- Input for this task:
++++
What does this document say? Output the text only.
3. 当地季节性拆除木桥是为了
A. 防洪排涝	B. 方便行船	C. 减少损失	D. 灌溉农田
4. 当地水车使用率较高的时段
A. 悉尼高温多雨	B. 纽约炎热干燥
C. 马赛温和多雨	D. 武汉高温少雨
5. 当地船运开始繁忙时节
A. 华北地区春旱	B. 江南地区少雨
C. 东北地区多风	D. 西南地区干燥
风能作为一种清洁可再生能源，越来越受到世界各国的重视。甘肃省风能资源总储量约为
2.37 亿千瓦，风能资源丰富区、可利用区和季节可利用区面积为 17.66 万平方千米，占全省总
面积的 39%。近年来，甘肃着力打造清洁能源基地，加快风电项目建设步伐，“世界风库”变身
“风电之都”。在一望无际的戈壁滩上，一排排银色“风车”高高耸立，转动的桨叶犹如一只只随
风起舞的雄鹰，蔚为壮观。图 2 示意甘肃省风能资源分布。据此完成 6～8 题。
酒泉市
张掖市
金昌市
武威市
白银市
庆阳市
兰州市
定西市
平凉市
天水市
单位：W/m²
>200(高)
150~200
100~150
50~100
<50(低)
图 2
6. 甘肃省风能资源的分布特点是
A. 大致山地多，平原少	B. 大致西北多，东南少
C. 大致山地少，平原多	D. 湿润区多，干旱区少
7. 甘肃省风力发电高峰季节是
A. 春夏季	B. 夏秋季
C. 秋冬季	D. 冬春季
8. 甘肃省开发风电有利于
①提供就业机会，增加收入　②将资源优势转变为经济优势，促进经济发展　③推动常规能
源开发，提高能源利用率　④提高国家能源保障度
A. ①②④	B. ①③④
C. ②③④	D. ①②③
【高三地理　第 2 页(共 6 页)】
++++
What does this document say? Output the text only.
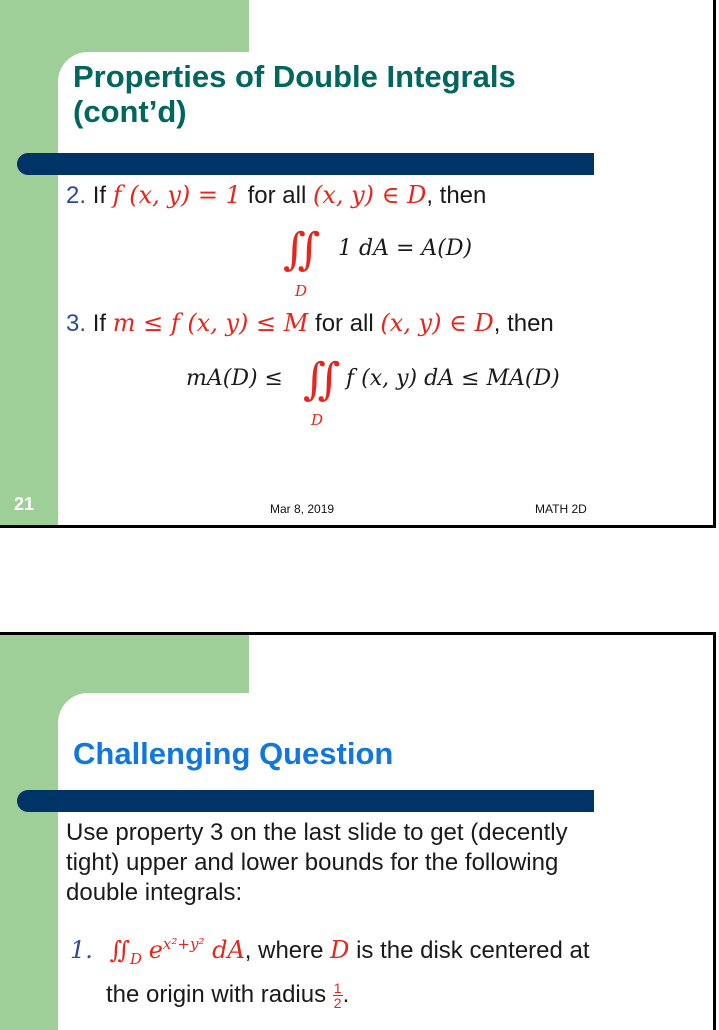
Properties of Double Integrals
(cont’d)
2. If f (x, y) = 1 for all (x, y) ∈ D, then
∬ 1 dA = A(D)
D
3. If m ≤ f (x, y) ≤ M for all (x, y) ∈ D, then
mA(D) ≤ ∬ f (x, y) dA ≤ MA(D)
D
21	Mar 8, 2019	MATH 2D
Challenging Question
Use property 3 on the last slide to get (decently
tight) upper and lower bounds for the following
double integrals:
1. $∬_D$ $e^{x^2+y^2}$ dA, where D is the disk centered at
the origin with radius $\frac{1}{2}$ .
++++
From the data above, copy out every line with the string "then" in it.

2. If f (x, y) = 1 for all (x, y) ∈ D, then
3. If m ≤ f (x, y) ≤ M for all (x, y) ∈ D, then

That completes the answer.